GIVEN TASK:
Would you extract the whole listing below and retype it exactly?
-- START OF PROVIDED INFORMATION --
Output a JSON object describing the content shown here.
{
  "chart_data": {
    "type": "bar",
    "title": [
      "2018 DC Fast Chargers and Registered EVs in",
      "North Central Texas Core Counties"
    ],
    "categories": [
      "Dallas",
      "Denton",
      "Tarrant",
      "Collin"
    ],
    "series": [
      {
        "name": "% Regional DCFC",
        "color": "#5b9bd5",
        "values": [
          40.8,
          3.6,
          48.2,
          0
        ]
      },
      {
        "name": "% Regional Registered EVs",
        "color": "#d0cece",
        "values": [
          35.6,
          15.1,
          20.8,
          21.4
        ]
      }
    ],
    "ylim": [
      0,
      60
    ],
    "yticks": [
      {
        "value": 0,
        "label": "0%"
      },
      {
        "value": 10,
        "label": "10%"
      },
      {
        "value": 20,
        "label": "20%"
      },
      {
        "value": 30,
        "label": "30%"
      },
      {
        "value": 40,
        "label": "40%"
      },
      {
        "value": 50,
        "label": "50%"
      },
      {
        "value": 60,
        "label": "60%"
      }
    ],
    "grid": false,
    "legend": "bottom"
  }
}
-- END OF PROVIDED INFORMATION --
ANSWER BELOW:
Output a JSON object describing the content shown here.
{
  "chart_data": {
    "type": "bar",
    "title": [
      "2018 DC Fast Chargers and Registered EVs in",
      "North Central Texas Core Counties"
    ],
    "categories": [
      "Dallas",
      "Denton",
      "Tarrant",
      "Collin"
    ],
    "series": [
      {
        "name": "% Regional DCFC",
        "color": "#5b9bd5",
        "values": [
          40.8,
          3.6,
          48.2,
          0
        ]
      },
      {
        "name": "% Regional Registered EVs",
        "color": "#d0cece",
        "values": [
          35.6,
          15.1,
          20.8,
          21.4
        ]
      }
    ],
    "ylim": [
      0,
      60
    ],
    "yticks": [
      {
        "value": 0,
        "label": "0%"
      },
      {
        "value": 10,
        "label": "10%"
      },
      {
        "value": 20,
        "label": "20%"
      },
      {
        "value": 30,
        "label": "30%"
      },
      {
        "value": 40,
        "label": "40%"
      },
      {
        "value": 50,
        "label": "50%"
      },
      {
        "value": 60,
        "label": "60%"
      }
    ],
    "grid": false,
    "legend": "bottom"
  }
}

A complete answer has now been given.